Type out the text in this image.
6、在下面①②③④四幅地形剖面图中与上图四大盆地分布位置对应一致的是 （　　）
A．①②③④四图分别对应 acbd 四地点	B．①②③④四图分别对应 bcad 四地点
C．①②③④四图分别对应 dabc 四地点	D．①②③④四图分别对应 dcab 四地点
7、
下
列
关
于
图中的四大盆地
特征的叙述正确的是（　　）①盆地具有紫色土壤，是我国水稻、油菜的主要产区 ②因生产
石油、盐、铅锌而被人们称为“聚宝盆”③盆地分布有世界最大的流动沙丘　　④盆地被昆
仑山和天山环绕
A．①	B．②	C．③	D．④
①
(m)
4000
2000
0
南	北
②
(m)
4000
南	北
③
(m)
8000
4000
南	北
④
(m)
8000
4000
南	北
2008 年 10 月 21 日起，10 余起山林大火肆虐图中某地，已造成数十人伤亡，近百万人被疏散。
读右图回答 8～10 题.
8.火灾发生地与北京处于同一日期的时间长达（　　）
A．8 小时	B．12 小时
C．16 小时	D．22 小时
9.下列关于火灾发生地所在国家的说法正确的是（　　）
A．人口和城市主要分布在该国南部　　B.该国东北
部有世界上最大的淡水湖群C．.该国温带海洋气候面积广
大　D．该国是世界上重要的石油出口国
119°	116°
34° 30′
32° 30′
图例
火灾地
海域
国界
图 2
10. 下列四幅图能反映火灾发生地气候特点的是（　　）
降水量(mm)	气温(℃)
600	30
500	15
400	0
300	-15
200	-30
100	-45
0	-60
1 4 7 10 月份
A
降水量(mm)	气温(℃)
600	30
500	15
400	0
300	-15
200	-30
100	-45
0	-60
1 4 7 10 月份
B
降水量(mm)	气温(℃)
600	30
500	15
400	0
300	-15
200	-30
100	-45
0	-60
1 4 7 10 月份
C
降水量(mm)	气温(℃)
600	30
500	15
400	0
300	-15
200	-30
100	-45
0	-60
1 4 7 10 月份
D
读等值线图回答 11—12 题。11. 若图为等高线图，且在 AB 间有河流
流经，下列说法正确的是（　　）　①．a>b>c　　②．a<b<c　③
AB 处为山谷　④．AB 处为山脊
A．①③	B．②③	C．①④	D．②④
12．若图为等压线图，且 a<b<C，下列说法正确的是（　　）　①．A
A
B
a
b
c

**The request**
Extract every entry in the listing word for word.

**Response**
Type out the text in this image.
6、在下面①②③④四幅地形剖面图中与上图四大盆地分布位置对应一致的是 （　　）
A．①②③④四图分别对应 acbd 四地点	B．①②③④四图分别对应 bcad 四地点
C．①②③④四图分别对应 dabc 四地点	D．①②③④四图分别对应 dcab 四地点
7、
下
列
关
于
图中的四大盆地
特征的叙述正确的是（　　）①盆地具有紫色土壤，是我国水稻、油菜的主要产区 ②因生产
石油、盐、铅锌而被人们称为“聚宝盆”③盆地分布有世界最大的流动沙丘　　④盆地被昆
仑山和天山环绕
A．①	B．②	C．③	D．④
①
(m)
4000
2000
0
南	北
②
(m)
4000
南	北
③
(m)
8000
4000
南	北
④
(m)
8000
4000
南	北
2008 年 10 月 21 日起，10 余起山林大火肆虐图中某地，已造成数十人伤亡，近百万人被疏散。
读右图回答 8～10 题.
8.火灾发生地与北京处于同一日期的时间长达（　　）
A．8 小时	B．12 小时
C．16 小时	D．22 小时
9.下列关于火灾发生地所在国家的说法正确的是（　　）
A．人口和城市主要分布在该国南部　　B.该国东北
部有世界上最大的淡水湖群C．.该国温带海洋气候面积广
大　D．该国是世界上重要的石油出口国
119°	116°
34° 30′
32° 30′
图例
火灾地
海域
国界
图 2
10. 下列四幅图能反映火灾发生地气候特点的是（　　）
降水量(mm)	气温(℃)
600	30
500	15
400	0
300	-15
200	-30
100	-45
0	-60
1 4 7 10 月份
A
降水量(mm)	气温(℃)
600	30
500	15
400	0
300	-15
200	-30
100	-45
0	-60
1 4 7 10 月份
B
降水量(mm)	气温(℃)
600	30
500	15
400	0
300	-15
200	-30
100	-45
0	-60
1 4 7 10 月份
C
降水量(mm)	气温(℃)
600	30
500	15
400	0
300	-15
200	-30
100	-45
0	-60
1 4 7 10 月份
D
读等值线图回答 11—12 题。11. 若图为等高线图，且在 AB 间有河流
流经，下列说法正确的是（　　）　①．a>b>c　　②．a<b<c　③
AB 处为山谷　④．AB 处为山脊
A．①③	B．②③	C．①④	D．②④
12．若图为等压线图，且 a<b<C，下列说法正确的是（　　）　①．A
A
B
a
b
c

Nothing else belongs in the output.